- Data listing
**********
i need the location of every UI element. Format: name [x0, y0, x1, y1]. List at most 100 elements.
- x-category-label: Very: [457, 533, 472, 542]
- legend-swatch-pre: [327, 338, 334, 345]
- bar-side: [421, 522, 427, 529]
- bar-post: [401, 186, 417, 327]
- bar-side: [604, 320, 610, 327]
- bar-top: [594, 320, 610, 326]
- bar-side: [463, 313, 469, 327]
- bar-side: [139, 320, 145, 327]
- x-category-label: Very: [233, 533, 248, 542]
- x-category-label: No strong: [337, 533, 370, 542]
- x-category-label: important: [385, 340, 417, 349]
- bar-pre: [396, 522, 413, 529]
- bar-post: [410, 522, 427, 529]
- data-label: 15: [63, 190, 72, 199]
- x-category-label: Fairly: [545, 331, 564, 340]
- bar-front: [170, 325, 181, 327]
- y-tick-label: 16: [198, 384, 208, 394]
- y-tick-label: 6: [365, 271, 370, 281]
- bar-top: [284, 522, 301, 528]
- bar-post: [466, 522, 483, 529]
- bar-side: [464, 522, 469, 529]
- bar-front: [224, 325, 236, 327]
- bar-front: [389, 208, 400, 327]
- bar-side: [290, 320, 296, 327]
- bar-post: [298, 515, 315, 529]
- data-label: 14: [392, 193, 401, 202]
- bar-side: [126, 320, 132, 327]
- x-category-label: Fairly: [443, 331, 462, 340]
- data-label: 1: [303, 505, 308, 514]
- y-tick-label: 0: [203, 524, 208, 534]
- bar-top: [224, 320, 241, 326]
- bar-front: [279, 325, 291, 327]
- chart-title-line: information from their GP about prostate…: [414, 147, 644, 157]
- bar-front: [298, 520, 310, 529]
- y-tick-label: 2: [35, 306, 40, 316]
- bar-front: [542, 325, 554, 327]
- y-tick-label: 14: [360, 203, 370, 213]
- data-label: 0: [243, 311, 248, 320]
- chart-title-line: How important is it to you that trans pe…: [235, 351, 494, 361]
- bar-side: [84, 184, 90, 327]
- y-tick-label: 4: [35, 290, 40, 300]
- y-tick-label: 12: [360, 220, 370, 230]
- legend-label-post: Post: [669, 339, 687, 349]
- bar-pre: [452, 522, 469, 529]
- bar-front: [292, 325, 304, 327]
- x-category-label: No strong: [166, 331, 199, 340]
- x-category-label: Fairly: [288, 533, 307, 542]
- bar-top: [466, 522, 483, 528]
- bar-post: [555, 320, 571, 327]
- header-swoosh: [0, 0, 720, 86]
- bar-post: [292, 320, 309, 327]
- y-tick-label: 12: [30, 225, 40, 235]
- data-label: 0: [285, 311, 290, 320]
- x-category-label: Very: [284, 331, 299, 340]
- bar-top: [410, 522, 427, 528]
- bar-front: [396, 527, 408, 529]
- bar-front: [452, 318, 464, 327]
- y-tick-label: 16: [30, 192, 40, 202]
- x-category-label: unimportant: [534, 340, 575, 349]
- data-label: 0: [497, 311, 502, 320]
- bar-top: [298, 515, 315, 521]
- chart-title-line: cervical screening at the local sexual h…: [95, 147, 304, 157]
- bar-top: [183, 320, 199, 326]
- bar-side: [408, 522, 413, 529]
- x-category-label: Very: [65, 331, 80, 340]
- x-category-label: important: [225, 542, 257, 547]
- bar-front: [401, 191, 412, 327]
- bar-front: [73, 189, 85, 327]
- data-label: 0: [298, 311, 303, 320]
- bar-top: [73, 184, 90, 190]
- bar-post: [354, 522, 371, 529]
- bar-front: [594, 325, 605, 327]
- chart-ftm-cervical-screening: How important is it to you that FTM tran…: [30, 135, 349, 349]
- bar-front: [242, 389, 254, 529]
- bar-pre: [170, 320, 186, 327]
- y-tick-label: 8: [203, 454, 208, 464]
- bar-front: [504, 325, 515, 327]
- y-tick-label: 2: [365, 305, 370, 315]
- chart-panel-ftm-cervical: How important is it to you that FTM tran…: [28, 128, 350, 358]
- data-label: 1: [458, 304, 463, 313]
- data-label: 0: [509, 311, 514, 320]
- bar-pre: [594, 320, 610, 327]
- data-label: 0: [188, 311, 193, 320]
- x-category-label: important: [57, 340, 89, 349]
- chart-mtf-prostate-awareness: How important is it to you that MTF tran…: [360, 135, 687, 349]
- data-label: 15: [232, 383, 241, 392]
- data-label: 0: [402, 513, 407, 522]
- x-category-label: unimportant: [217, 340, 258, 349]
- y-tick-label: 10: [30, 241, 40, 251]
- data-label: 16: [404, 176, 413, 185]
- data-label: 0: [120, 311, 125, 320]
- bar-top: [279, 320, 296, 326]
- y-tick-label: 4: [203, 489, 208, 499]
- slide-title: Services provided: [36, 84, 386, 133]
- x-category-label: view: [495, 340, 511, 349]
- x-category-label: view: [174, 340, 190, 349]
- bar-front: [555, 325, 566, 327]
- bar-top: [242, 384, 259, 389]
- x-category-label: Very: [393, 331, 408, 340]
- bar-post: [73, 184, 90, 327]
**********
- What is needed
Rewrite all of the lines above, substituting "category-axis-label" for every occurrence of "x-category-label" and keeping everything else the same.

- Task answer
i need the location of every UI element. Format: name [x0, y0, x1, y1]. List at most 100 elements.
- category-axis-label: Very: [457, 533, 472, 542]
- legend-swatch-pre: [327, 338, 334, 345]
- bar-side: [421, 522, 427, 529]
- bar-post: [401, 186, 417, 327]
- bar-side: [604, 320, 610, 327]
- bar-top: [594, 320, 610, 326]
- bar-side: [463, 313, 469, 327]
- bar-side: [139, 320, 145, 327]
- category-axis-label: Very: [233, 533, 248, 542]
- category-axis-label: No strong: [337, 533, 370, 542]
- category-axis-label: important: [385, 340, 417, 349]
- bar-pre: [396, 522, 413, 529]
- bar-post: [410, 522, 427, 529]
- data-label: 15: [63, 190, 72, 199]
- category-axis-label: Fairly: [545, 331, 564, 340]
- bar-front: [170, 325, 181, 327]
- y-tick-label: 16: [198, 384, 208, 394]
- y-tick-label: 6: [365, 271, 370, 281]
- bar-top: [284, 522, 301, 528]
- bar-post: [466, 522, 483, 529]
- bar-side: [464, 522, 469, 529]
- bar-front: [224, 325, 236, 327]
- bar-front: [389, 208, 400, 327]
- bar-side: [290, 320, 296, 327]
- bar-post: [298, 515, 315, 529]
- data-label: 14: [392, 193, 401, 202]
- bar-side: [126, 320, 132, 327]
- category-axis-label: Fairly: [443, 331, 462, 340]
- data-label: 1: [303, 505, 308, 514]
- y-tick-label: 0: [203, 524, 208, 534]
- bar-top: [224, 320, 241, 326]
- bar-front: [279, 325, 291, 327]
- chart-title-line: information from their GP about prostate…: [414, 147, 644, 157]
- bar-front: [298, 520, 310, 529]
- y-tick-label: 2: [35, 306, 40, 316]
- bar-front: [542, 325, 554, 327]
- y-tick-label: 14: [360, 203, 370, 213]
- data-label: 0: [243, 311, 248, 320]
- chart-title-line: How important is it to you that trans pe…: [235, 351, 494, 361]
- bar-side: [84, 184, 90, 327]
- y-tick-label: 4: [35, 290, 40, 300]
- y-tick-label: 12: [360, 220, 370, 230]
- legend-label-post: Post: [669, 339, 687, 349]
- bar-pre: [452, 522, 469, 529]
- bar-front: [292, 325, 304, 327]
- category-axis-label: No strong: [166, 331, 199, 340]
- category-axis-label: Fairly: [288, 533, 307, 542]
- bar-top: [466, 522, 483, 528]
- bar-post: [555, 320, 571, 327]
- header-swoosh: [0, 0, 720, 86]
- bar-post: [292, 320, 309, 327]
- y-tick-label: 12: [30, 225, 40, 235]
- data-label: 0: [285, 311, 290, 320]
- category-axis-label: Very: [284, 331, 299, 340]
- bar-top: [410, 522, 427, 528]
- bar-front: [396, 527, 408, 529]
- bar-front: [452, 318, 464, 327]
- y-tick-label: 16: [30, 192, 40, 202]
- category-axis-label: unimportant: [534, 340, 575, 349]
- data-label: 0: [497, 311, 502, 320]
- bar-top: [298, 515, 315, 521]
- chart-title-line: cervical screening at the local sexual h…: [95, 147, 304, 157]
- bar-top: [183, 320, 199, 326]
- bar-side: [408, 522, 413, 529]
- category-axis-label: Very: [65, 331, 80, 340]
- category-axis-label: important: [225, 542, 257, 547]
- bar-front: [401, 191, 412, 327]
- bar-front: [73, 189, 85, 327]
- data-label: 0: [298, 311, 303, 320]
- bar-top: [73, 184, 90, 190]
- bar-post: [354, 522, 371, 529]
- bar-front: [594, 325, 605, 327]
- chart-ftm-cervical-screening: How important is it to you that FTM tran…: [30, 135, 349, 349]
- bar-front: [242, 389, 254, 529]
- bar-pre: [170, 320, 186, 327]
- y-tick-label: 8: [203, 454, 208, 464]
- bar-front: [504, 325, 515, 327]
- y-tick-label: 2: [365, 305, 370, 315]
- chart-panel-ftm-cervical: How important is it to you that FTM tran…: [28, 128, 350, 358]
- data-label: 1: [458, 304, 463, 313]
- data-label: 0: [509, 311, 514, 320]
- bar-pre: [594, 320, 610, 327]
- data-label: 0: [188, 311, 193, 320]
- category-axis-label: important: [57, 340, 89, 349]
- chart-mtf-prostate-awareness: How important is it to you that MTF tran…: [360, 135, 687, 349]
- data-label: 15: [232, 383, 241, 392]
- data-label: 0: [402, 513, 407, 522]
- category-axis-label: unimportant: [217, 340, 258, 349]
- y-tick-label: 10: [30, 241, 40, 251]
- data-label: 16: [404, 176, 413, 185]
- data-label: 0: [120, 311, 125, 320]
- bar-top: [279, 320, 296, 326]
- y-tick-label: 4: [203, 489, 208, 499]
- slide-title: Services provided: [36, 84, 386, 133]
- category-axis-label: view: [495, 340, 511, 349]
- category-axis-label: view: [174, 340, 190, 349]
- bar-front: [555, 325, 566, 327]
- bar-top: [242, 384, 259, 389]
- category-axis-label: Very: [393, 331, 408, 340]
- bar-post: [73, 184, 90, 327]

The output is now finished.